* _Exercise aim_
In the entries that follow, find the word "text" and report each line it is on.

[A block of data]
>>

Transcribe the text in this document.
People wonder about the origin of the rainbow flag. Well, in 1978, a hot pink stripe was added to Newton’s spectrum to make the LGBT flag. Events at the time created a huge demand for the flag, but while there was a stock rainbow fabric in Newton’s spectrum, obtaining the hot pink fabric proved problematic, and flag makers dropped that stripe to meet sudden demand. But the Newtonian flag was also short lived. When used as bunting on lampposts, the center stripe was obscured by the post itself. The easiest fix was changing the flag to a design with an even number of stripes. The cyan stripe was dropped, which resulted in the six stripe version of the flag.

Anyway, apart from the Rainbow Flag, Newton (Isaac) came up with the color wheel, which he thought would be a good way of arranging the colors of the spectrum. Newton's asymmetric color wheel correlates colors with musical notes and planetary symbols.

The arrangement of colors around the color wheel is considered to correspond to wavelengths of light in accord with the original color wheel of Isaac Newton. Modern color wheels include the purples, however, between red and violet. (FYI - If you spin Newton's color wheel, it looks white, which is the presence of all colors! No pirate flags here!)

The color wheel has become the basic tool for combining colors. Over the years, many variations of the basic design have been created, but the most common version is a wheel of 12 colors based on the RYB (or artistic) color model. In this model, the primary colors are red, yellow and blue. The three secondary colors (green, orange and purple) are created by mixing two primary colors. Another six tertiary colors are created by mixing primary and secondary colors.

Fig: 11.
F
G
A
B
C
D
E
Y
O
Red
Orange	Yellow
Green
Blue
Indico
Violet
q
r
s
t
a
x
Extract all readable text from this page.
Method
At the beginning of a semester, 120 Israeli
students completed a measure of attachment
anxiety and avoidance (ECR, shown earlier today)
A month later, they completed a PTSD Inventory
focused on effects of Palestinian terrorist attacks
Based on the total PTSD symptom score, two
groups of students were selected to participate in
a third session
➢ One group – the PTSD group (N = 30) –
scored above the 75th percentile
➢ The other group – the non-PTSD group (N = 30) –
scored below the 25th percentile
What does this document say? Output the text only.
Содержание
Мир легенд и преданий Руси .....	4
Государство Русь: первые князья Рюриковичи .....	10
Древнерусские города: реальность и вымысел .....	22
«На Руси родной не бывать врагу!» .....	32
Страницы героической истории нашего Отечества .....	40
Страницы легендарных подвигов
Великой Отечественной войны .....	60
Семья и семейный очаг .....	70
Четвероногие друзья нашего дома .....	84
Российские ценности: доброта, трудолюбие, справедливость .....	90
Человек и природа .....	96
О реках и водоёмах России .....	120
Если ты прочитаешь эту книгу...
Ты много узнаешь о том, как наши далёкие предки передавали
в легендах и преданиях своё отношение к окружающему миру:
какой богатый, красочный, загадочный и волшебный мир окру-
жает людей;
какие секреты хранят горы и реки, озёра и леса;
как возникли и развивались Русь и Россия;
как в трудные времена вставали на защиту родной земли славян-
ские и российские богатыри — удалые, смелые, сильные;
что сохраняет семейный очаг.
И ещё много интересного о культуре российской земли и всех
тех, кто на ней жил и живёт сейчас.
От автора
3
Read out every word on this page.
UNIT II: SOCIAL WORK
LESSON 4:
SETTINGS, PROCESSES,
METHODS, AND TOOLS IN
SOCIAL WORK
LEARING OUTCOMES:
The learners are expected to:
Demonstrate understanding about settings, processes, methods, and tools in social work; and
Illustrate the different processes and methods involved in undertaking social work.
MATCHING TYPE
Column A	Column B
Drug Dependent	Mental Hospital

<<

* _Solved exercise_
Transcribe the text in this document.
Extract all readable text from this page.
What does this document say? Output the text only.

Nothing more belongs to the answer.